• _THE PROBLEM_:
Whenever a line contains the string "Brazil", copy it out of the entries.

------

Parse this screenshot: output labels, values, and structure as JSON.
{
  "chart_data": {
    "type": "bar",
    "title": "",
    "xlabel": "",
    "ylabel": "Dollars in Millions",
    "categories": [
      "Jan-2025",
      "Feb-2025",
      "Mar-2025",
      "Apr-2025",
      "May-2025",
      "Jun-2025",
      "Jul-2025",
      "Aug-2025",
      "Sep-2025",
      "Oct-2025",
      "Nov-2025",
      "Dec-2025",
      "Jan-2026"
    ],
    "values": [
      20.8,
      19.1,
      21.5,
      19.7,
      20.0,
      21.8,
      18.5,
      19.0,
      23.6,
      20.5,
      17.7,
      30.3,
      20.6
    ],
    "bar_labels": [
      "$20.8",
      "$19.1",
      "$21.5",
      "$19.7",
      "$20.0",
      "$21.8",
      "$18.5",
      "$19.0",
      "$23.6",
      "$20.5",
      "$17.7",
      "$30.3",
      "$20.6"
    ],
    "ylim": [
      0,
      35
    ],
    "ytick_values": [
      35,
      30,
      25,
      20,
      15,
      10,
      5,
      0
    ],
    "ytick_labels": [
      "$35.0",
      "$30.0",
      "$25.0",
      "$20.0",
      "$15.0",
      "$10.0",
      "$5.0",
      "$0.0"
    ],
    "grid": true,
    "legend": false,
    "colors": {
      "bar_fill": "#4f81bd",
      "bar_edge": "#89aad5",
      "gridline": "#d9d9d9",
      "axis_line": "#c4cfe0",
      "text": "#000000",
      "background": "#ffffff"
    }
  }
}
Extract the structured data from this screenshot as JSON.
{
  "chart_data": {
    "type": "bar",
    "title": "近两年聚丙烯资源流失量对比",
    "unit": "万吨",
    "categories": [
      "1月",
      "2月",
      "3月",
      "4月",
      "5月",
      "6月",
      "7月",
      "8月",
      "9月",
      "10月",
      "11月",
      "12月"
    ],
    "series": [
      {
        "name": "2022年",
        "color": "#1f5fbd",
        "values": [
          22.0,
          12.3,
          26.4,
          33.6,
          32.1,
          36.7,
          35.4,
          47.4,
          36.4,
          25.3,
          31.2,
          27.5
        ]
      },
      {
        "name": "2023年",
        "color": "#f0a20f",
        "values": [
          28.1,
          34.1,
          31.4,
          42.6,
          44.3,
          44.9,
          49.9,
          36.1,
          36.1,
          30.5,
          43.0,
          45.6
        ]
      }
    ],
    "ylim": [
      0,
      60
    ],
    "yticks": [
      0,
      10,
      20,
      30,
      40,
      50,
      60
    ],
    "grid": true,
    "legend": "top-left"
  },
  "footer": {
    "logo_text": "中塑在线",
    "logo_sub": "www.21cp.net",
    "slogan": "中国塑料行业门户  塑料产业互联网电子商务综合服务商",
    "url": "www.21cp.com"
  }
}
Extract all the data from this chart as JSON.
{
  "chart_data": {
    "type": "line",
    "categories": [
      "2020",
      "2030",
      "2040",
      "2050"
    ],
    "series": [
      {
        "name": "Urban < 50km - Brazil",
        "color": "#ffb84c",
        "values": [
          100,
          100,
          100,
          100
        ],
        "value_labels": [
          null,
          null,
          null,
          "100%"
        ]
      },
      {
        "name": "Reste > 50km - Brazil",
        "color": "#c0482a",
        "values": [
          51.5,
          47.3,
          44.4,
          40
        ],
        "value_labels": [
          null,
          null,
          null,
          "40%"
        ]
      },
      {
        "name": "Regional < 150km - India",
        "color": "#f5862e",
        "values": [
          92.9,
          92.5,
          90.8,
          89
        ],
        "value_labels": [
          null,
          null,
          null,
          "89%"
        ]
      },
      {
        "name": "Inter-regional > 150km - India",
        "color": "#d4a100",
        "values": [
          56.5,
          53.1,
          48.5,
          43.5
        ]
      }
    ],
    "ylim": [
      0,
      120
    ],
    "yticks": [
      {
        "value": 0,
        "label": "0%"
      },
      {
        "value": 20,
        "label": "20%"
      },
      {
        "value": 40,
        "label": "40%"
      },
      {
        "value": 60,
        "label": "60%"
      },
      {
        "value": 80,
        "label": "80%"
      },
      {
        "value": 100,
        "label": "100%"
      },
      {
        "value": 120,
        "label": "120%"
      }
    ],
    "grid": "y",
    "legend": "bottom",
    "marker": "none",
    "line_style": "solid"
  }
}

------

• _TASK OUTPUT_:
        "name": "Urban < 50km - Brazil",
        "name": "Reste > 50km - Brazil",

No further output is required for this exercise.